Data entries for graphics

------------------------------------------------------------

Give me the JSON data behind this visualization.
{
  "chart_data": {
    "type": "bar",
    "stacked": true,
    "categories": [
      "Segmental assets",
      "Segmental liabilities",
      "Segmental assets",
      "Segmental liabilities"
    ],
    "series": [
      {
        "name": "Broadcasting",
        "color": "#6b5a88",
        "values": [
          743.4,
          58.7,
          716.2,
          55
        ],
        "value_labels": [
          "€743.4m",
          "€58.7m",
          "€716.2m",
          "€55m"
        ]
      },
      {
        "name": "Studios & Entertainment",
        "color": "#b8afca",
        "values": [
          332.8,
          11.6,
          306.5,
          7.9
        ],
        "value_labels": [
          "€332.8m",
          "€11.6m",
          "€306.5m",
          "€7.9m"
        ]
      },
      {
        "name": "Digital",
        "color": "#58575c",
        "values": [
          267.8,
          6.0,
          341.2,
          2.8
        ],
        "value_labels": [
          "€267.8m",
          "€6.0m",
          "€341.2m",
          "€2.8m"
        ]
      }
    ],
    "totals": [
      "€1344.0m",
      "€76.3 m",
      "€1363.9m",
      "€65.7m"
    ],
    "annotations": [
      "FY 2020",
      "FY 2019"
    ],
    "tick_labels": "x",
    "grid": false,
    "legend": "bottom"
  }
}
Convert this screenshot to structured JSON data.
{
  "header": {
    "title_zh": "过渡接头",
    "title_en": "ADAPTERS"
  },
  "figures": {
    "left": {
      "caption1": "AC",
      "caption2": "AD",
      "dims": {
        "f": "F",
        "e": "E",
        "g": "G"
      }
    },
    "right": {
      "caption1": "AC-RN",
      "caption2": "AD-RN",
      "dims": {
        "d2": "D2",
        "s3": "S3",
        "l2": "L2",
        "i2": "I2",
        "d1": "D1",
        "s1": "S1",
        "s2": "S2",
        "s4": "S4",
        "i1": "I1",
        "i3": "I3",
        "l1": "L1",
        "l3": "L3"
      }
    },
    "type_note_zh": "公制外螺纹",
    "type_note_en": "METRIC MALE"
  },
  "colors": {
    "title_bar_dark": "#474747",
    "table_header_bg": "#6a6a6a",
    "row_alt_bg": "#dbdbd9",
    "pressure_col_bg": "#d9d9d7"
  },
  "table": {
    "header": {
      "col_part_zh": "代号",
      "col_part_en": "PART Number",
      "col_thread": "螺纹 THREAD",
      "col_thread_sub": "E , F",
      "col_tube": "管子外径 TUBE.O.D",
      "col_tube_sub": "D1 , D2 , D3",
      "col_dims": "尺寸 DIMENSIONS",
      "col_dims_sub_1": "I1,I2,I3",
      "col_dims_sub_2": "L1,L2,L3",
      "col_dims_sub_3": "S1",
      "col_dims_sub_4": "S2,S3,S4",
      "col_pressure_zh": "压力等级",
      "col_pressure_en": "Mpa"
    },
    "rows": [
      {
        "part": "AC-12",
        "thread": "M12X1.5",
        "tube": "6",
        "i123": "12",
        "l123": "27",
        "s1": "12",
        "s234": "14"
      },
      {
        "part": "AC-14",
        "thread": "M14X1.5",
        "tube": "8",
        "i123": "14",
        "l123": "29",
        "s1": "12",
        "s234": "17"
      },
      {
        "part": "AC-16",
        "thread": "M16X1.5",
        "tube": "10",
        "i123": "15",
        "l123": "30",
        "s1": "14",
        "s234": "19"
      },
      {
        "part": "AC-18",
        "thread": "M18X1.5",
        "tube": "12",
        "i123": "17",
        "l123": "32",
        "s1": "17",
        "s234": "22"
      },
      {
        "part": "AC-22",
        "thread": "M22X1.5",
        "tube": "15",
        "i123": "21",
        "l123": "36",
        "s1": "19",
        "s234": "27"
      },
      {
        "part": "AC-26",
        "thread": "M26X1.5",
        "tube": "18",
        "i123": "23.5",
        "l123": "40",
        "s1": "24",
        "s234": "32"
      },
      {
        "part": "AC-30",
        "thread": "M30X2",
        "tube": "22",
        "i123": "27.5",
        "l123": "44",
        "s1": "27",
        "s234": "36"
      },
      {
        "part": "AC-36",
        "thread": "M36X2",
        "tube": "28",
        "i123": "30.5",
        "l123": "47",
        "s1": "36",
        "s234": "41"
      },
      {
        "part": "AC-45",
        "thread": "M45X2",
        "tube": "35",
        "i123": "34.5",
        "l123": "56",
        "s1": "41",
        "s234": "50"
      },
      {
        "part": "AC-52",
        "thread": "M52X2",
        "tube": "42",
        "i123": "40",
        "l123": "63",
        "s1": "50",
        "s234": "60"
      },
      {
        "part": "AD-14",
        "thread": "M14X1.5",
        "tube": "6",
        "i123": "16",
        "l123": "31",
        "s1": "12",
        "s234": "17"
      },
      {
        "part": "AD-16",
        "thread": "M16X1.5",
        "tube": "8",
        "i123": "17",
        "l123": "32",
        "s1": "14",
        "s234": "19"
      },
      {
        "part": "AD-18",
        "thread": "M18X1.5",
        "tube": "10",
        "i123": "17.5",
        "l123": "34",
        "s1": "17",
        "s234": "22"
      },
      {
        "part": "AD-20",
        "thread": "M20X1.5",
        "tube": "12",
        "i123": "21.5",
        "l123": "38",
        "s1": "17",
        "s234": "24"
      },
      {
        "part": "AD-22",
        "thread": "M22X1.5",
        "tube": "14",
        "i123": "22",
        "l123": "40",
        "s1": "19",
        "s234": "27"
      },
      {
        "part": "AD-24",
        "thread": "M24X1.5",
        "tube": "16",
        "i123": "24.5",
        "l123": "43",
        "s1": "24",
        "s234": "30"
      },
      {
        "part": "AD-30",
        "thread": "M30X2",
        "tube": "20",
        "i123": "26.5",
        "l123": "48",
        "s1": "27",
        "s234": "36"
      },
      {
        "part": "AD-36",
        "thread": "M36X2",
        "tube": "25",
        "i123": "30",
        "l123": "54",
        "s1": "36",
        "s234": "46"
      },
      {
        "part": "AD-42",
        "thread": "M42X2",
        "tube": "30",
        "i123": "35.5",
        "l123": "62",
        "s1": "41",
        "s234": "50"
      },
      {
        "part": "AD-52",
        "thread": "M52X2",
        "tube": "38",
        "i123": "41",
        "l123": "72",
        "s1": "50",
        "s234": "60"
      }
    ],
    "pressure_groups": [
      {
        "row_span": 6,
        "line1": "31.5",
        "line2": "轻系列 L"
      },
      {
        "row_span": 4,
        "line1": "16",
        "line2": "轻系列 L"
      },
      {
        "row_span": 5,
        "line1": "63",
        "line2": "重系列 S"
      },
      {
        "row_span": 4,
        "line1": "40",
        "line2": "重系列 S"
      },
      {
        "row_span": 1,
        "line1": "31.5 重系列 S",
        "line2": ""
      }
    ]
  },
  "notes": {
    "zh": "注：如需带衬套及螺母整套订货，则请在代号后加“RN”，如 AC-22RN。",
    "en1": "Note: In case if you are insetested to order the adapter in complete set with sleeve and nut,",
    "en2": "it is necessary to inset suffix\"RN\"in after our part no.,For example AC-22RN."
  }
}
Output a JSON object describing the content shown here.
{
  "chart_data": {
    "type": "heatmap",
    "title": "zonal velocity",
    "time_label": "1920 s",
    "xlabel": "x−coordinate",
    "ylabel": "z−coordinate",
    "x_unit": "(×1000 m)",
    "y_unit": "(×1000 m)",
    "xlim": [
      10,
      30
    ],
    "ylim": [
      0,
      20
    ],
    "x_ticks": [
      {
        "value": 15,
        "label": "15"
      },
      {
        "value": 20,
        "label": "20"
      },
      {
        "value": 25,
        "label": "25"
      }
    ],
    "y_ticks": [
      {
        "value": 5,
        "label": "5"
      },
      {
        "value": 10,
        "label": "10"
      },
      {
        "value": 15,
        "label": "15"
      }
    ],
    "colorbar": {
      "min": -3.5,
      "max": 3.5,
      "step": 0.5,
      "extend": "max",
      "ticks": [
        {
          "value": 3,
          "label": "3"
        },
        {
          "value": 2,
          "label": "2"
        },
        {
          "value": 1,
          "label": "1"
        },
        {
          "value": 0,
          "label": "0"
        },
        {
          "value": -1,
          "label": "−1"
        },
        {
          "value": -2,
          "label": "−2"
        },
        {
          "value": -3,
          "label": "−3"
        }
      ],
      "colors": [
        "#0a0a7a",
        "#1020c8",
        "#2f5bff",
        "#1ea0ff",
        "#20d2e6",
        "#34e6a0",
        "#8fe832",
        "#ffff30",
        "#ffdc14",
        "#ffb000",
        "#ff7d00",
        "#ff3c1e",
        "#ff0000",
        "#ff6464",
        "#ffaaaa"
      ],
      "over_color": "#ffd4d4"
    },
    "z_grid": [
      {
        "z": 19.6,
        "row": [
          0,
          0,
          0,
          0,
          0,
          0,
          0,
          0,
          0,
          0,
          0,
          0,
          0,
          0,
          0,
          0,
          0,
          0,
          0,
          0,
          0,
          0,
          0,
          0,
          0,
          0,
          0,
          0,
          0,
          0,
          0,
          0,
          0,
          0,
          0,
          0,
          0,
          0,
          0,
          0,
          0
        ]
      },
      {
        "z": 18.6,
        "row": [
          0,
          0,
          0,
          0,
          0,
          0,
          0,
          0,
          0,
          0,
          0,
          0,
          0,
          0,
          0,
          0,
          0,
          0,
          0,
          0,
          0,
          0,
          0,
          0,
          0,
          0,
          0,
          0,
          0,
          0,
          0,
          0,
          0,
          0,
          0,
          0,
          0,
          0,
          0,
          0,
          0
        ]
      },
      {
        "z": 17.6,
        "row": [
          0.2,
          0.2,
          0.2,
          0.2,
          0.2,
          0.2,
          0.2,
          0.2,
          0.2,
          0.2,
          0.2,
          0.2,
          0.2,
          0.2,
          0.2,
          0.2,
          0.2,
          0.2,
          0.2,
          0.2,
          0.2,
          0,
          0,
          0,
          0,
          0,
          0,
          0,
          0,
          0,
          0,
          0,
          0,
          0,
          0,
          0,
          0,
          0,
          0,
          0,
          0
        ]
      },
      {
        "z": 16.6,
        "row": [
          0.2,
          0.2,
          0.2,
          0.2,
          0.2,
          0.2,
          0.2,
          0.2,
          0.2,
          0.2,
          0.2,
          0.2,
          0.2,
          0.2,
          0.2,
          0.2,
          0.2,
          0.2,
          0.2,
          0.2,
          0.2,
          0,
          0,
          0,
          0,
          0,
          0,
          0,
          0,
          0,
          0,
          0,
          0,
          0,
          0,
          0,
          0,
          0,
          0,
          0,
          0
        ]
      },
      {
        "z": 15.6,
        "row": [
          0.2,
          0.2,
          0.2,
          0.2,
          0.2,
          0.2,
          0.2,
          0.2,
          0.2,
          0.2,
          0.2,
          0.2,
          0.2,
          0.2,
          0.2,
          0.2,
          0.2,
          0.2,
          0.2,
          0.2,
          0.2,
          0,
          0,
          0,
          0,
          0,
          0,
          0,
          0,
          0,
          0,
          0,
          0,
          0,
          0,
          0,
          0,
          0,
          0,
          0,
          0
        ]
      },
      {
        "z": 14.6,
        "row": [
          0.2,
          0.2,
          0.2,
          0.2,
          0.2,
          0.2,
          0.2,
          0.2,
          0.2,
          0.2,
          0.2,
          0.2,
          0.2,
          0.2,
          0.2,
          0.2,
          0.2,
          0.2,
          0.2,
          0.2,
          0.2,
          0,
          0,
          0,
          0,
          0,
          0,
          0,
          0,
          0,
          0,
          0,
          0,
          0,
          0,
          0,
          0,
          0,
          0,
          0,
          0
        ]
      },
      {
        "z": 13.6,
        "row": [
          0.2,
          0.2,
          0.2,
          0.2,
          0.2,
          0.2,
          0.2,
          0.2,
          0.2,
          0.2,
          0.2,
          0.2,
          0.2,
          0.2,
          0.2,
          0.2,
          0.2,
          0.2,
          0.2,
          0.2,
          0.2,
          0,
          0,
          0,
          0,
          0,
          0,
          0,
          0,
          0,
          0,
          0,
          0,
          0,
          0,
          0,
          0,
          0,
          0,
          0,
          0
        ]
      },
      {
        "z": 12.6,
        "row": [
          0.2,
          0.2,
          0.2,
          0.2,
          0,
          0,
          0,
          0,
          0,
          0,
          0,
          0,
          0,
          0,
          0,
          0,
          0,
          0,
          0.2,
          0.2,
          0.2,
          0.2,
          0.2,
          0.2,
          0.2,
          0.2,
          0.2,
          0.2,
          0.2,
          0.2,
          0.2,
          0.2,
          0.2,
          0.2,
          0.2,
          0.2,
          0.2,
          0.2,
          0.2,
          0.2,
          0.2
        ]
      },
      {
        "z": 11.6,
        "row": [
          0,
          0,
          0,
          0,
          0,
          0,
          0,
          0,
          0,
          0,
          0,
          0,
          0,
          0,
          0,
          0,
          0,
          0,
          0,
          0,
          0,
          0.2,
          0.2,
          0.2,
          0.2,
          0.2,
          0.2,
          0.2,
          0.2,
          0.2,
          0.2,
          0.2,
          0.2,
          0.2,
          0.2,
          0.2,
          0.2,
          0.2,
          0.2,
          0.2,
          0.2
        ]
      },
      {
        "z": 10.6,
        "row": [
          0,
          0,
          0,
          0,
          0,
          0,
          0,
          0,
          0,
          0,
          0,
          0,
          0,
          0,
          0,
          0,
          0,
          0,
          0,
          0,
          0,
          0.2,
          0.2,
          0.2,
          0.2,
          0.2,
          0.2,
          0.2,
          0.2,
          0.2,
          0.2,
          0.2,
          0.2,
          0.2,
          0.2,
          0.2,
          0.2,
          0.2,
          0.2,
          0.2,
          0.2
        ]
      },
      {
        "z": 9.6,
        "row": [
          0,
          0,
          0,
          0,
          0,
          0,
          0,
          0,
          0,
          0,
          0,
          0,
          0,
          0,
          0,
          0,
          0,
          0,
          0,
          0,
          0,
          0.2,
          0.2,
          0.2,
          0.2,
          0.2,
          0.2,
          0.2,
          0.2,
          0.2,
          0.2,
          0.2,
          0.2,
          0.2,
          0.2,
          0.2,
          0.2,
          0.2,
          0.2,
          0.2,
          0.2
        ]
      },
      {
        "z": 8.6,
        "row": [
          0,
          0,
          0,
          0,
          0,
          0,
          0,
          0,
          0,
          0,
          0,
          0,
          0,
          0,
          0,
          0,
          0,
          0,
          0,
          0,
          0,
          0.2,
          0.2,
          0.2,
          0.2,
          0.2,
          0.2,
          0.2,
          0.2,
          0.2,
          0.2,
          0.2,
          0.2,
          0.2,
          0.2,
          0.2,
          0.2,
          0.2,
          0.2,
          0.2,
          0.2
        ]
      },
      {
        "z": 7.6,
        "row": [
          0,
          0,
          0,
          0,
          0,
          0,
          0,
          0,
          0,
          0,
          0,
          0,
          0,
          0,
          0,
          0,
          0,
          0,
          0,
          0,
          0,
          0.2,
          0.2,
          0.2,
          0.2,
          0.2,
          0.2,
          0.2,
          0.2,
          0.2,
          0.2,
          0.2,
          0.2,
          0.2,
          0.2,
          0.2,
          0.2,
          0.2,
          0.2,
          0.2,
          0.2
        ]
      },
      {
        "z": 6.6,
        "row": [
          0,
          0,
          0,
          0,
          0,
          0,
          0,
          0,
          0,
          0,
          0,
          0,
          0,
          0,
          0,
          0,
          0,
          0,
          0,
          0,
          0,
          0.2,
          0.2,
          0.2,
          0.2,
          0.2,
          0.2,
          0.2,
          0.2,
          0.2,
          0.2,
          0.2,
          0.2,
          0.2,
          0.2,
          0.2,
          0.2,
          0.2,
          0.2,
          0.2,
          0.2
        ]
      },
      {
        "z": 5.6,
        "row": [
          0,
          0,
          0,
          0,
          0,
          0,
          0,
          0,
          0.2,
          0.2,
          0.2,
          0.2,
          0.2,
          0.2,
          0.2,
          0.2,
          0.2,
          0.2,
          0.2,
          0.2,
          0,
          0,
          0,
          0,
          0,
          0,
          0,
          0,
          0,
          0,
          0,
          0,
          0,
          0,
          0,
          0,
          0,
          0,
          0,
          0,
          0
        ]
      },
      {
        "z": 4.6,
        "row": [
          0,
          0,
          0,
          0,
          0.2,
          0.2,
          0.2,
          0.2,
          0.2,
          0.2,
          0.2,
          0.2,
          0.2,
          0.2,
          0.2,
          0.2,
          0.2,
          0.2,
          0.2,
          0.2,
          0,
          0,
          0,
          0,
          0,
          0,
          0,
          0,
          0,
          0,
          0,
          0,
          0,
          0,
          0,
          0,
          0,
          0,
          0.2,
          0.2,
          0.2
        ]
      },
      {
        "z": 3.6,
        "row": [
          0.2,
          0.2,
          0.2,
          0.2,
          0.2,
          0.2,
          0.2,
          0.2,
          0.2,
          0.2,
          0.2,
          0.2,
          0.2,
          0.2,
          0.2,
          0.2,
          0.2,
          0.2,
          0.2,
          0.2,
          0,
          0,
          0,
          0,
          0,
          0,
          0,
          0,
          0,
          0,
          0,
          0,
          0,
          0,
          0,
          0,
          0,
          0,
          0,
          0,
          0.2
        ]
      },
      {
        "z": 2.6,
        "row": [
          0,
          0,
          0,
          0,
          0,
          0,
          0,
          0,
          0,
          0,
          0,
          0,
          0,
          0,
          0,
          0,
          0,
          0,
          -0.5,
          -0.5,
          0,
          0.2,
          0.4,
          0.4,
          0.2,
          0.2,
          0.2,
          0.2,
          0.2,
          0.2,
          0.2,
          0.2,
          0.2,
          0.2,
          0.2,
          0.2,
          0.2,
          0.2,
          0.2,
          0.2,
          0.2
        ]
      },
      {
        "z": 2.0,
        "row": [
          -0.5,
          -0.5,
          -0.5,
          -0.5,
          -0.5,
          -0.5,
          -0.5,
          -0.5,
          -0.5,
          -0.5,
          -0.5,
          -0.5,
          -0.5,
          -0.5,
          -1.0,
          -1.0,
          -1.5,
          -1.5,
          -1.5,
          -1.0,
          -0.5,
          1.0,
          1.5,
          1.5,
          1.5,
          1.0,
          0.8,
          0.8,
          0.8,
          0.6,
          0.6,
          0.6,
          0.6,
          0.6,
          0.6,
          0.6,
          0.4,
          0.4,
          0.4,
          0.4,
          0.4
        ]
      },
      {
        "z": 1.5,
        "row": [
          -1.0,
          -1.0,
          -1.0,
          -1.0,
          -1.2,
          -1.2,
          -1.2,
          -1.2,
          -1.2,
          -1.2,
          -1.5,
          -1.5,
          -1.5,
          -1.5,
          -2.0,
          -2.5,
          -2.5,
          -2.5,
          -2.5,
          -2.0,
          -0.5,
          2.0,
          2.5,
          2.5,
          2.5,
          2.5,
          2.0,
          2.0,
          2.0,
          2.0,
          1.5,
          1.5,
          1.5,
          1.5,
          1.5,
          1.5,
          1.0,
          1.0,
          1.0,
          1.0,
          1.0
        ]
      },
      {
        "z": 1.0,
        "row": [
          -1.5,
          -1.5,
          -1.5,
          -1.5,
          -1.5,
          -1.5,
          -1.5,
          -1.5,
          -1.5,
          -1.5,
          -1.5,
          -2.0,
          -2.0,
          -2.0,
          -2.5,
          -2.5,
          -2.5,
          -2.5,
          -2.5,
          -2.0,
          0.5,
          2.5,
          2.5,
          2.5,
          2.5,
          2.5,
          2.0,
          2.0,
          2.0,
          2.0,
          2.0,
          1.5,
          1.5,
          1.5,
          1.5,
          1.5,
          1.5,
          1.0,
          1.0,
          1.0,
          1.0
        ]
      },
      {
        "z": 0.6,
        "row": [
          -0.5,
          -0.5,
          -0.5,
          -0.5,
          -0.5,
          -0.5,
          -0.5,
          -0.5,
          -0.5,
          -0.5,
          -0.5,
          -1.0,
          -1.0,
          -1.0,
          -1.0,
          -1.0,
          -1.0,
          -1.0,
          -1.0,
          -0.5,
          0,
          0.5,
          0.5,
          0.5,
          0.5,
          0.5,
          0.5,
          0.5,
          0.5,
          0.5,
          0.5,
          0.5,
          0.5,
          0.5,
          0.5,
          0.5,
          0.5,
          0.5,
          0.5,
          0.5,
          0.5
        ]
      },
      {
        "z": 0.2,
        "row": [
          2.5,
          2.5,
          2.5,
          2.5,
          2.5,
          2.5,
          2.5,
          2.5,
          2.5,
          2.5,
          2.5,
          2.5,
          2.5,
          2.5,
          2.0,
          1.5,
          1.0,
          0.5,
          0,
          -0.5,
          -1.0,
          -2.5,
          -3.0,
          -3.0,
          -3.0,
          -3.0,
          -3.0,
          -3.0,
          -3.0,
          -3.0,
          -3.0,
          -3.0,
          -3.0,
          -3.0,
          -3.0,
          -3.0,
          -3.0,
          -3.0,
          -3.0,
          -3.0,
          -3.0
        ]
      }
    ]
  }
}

------------------------------------------------------------

■ Work to do ■
Return all lines of the material above in which the word "Segmental" occurs.

■ Result ■
      "Segmental assets",
      "Segmental liabilities",
      "Segmental assets",
      "Segmental liabilities"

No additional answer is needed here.